| EXERCISE OBJECTIVE |
Quote the records below in full, exactly as given, with the images taken out.

"""

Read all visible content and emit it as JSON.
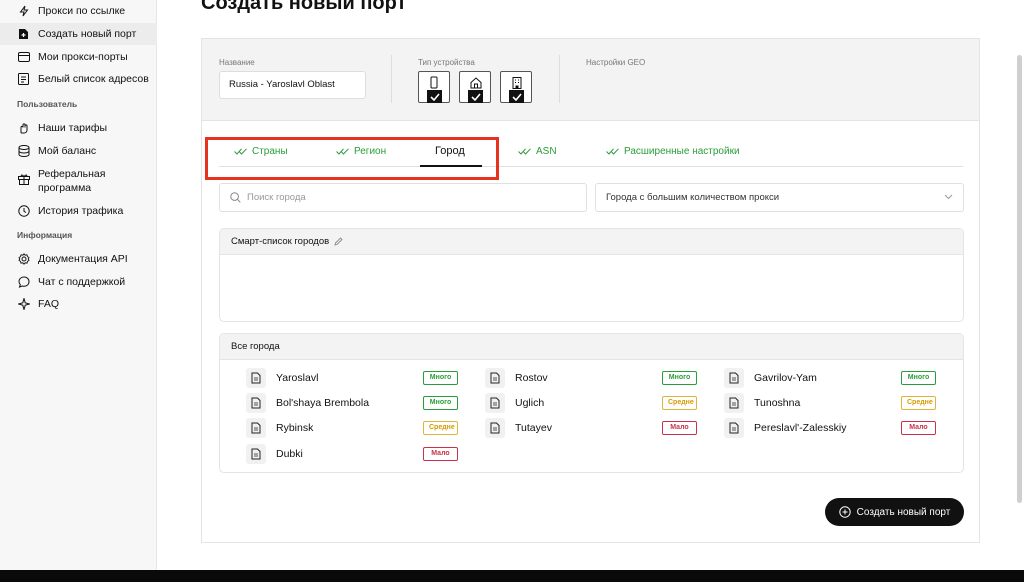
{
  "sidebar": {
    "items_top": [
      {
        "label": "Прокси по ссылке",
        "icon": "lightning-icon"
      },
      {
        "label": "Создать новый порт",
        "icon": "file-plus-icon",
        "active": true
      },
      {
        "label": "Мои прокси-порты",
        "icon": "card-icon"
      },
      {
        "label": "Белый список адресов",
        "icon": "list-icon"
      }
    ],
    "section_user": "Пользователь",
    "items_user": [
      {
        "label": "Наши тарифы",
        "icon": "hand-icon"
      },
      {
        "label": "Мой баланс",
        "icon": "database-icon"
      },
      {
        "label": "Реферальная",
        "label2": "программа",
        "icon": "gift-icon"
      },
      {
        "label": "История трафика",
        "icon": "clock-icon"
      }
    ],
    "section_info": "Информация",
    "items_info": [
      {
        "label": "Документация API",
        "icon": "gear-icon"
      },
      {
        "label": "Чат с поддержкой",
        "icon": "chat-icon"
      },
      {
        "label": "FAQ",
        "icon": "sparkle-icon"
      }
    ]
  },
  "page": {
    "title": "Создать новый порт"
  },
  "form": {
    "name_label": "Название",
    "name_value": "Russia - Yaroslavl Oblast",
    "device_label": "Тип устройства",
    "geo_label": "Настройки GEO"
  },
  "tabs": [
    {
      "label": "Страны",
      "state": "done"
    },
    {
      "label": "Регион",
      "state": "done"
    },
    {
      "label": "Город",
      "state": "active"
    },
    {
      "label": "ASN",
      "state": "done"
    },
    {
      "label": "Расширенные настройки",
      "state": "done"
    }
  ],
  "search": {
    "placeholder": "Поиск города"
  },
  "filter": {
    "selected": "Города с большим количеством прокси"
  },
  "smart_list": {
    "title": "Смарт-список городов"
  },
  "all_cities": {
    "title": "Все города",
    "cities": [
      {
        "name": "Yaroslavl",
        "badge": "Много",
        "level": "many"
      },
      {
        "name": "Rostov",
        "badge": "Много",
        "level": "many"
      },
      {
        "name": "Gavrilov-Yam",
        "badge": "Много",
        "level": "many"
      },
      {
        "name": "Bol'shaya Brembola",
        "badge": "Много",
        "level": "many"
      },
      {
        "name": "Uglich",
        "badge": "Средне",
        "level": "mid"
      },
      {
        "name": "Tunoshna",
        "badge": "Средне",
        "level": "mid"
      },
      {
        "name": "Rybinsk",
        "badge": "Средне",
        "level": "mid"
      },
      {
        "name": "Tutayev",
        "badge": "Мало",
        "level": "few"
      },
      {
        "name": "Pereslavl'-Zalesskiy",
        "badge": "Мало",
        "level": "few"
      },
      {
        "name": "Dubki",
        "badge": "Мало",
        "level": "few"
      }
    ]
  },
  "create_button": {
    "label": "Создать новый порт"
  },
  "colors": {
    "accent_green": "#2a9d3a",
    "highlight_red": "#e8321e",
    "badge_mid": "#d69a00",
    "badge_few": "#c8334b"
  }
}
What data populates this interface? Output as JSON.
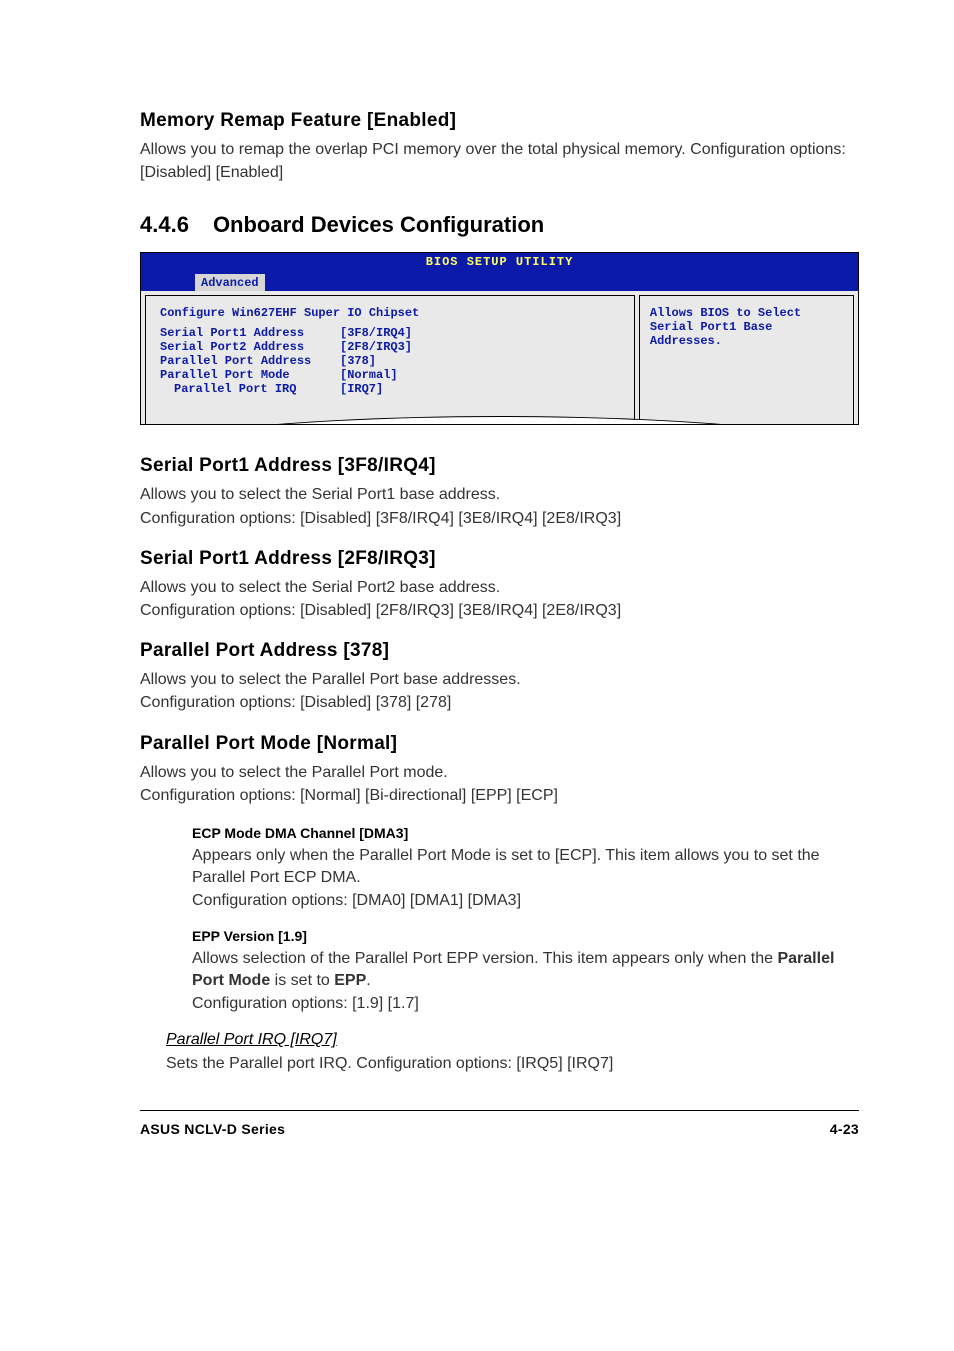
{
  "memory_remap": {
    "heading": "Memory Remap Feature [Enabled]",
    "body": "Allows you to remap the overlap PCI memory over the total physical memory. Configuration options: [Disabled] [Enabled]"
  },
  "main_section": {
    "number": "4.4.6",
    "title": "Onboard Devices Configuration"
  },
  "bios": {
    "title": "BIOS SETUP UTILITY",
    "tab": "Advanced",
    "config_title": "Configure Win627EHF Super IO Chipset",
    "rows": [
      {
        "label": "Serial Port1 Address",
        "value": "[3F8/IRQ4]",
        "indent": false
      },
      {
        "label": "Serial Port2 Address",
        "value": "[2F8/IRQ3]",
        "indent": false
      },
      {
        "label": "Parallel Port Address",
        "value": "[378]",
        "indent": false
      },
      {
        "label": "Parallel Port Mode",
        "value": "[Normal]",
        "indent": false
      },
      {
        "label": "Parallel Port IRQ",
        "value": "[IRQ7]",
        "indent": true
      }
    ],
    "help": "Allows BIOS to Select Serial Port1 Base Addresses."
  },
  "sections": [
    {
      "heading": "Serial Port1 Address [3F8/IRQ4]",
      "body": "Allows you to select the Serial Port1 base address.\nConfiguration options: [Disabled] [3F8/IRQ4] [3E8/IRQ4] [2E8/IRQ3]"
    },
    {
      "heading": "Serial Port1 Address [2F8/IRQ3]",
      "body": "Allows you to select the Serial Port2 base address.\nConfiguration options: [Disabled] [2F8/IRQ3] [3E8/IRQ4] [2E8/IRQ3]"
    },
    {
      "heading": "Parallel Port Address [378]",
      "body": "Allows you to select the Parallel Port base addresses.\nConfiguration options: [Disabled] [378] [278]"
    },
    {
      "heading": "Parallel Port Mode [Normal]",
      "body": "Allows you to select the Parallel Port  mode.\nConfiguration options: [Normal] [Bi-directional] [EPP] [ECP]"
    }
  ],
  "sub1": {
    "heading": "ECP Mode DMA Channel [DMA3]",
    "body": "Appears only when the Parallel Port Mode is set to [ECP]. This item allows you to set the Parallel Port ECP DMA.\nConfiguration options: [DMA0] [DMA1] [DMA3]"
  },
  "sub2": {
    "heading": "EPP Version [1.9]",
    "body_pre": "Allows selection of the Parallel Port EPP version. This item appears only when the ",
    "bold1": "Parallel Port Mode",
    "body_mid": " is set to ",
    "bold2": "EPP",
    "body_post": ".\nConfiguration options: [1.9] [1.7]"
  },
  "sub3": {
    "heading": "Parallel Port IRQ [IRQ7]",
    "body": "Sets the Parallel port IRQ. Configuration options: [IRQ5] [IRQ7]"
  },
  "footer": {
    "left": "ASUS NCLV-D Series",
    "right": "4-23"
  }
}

"""

| RESULT FOR THIS TASK |
Read all visible content and emit it as JSON.
{
  "sidebar": {
    "items_top": [
      {
        "label": "Прокси по ссылке",
        "icon": "lightning-icon"
      },
      {
        "label": "Создать новый порт",
        "icon": "file-plus-icon",
        "active": true
      },
      {
        "label": "Мои прокси-порты",
        "icon": "card-icon"
      },
      {
        "label": "Белый список адресов",
        "icon": "list-icon"
      }
    ],
    "section_user": "Пользователь",
    "items_user": [
      {
        "label": "Наши тарифы",
        "icon": "hand-icon"
      },
      {
        "label": "Мой баланс",
        "icon": "database-icon"
      },
      {
        "label": "Реферальная",
        "label2": "программа",
        "icon": "gift-icon"
      },
      {
        "label": "История трафика",
        "icon": "clock-icon"
      }
    ],
    "section_info": "Информация",
    "items_info": [
      {
        "label": "Документация API",
        "icon": "gear-icon"
      },
      {
        "label": "Чат с поддержкой",
        "icon": "chat-icon"
      },
      {
        "label": "FAQ",
        "icon": "sparkle-icon"
      }
    ]
  },
  "page": {
    "title": "Создать новый порт"
  },
  "form": {
    "name_label": "Название",
    "name_value": "Russia - Yaroslavl Oblast",
    "device_label": "Тип устройства",
    "geo_label": "Настройки GEO"
  },
  "tabs": [
    {
      "label": "Страны",
      "state": "done"
    },
    {
      "label": "Регион",
      "state": "done"
    },
    {
      "label": "Город",
      "state": "active"
    },
    {
      "label": "ASN",
      "state": "done"
    },
    {
      "label": "Расширенные настройки",
      "state": "done"
    }
  ],
  "search": {
    "placeholder": "Поиск города"
  },
  "filter": {
    "selected": "Города с большим количеством прокси"
  },
  "smart_list": {
    "title": "Смарт-список городов"
  },
  "all_cities": {
    "title": "Все города",
    "cities": [
      {
        "name": "Yaroslavl",
        "badge": "Много",
        "level": "many"
      },
      {
        "name": "Rostov",
        "badge": "Много",
        "level": "many"
      },
      {
        "name": "Gavrilov-Yam",
        "badge": "Много",
        "level": "many"
      },
      {
        "name": "Bol'shaya Brembola",
        "badge": "Много",
        "level": "many"
      },
      {
        "name": "Uglich",
        "badge": "Средне",
        "level": "mid"
      },
      {
        "name": "Tunoshna",
        "badge": "Средне",
        "level": "mid"
      },
      {
        "name": "Rybinsk",
        "badge": "Средне",
        "level": "mid"
      },
      {
        "name": "Tutayev",
        "badge": "Мало",
        "level": "few"
      },
      {
        "name": "Pereslavl'-Zalesskiy",
        "badge": "Мало",
        "level": "few"
      },
      {
        "name": "Dubki",
        "badge": "Мало",
        "level": "few"
      }
    ]
  },
  "create_button": {
    "label": "Создать новый порт"
  },
  "colors": {
    "accent_green": "#2a9d3a",
    "highlight_red": "#e8321e",
    "badge_mid": "#d69a00",
    "badge_few": "#c8334b"
  }
}
What data populates this interface? Output as JSON.
{
  "memory_remap": {
    "heading": "Memory Remap Feature [Enabled]",
    "body": "Allows you to remap the overlap PCI memory over the total physical memory. Configuration options: [Disabled] [Enabled]"
  },
  "main_section": {
    "number": "4.4.6",
    "title": "Onboard Devices Configuration"
  },
  "bios": {
    "title": "BIOS SETUP UTILITY",
    "tab": "Advanced",
    "config_title": "Configure Win627EHF Super IO Chipset",
    "rows": [
      {
        "label": "Serial Port1 Address",
        "value": "[3F8/IRQ4]",
        "indent": false
      },
      {
        "label": "Serial Port2 Address",
        "value": "[2F8/IRQ3]",
        "indent": false
      },
      {
        "label": "Parallel Port Address",
        "value": "[378]",
        "indent": false
      },
      {
        "label": "Parallel Port Mode",
        "value": "[Normal]",
        "indent": false
      },
      {
        "label": "Parallel Port IRQ",
        "value": "[IRQ7]",
        "indent": true
      }
    ],
    "help": "Allows BIOS to Select Serial Port1 Base Addresses."
  },
  "sections": [
    {
      "heading": "Serial Port1 Address [3F8/IRQ4]",
      "body": "Allows you to select the Serial Port1 base address.\nConfiguration options: [Disabled] [3F8/IRQ4] [3E8/IRQ4] [2E8/IRQ3]"
    },
    {
      "heading": "Serial Port1 Address [2F8/IRQ3]",
      "body": "Allows you to select the Serial Port2 base address.\nConfiguration options: [Disabled] [2F8/IRQ3] [3E8/IRQ4] [2E8/IRQ3]"
    },
    {
      "heading": "Parallel Port Address [378]",
      "body": "Allows you to select the Parallel Port base addresses.\nConfiguration options: [Disabled] [378] [278]"
    },
    {
      "heading": "Parallel Port Mode [Normal]",
      "body": "Allows you to select the Parallel Port  mode.\nConfiguration options: [Normal] [Bi-directional] [EPP] [ECP]"
    }
  ],
  "sub1": {
    "heading": "ECP Mode DMA Channel [DMA3]",
    "body": "Appears only when the Parallel Port Mode is set to [ECP]. This item allows you to set the Parallel Port ECP DMA.\nConfiguration options: [DMA0] [DMA1] [DMA3]"
  },
  "sub2": {
    "heading": "EPP Version [1.9]",
    "body_pre": "Allows selection of the Parallel Port EPP version. This item appears only when the ",
    "bold1": "Parallel Port Mode",
    "body_mid": " is set to ",
    "bold2": "EPP",
    "body_post": ".\nConfiguration options: [1.9] [1.7]"
  },
  "sub3": {
    "heading": "Parallel Port IRQ [IRQ7]",
    "body": "Sets the Parallel port IRQ. Configuration options: [IRQ5] [IRQ7]"
  },
  "footer": {
    "left": "ASUS NCLV-D Series",
    "right": "4-23"
  }
}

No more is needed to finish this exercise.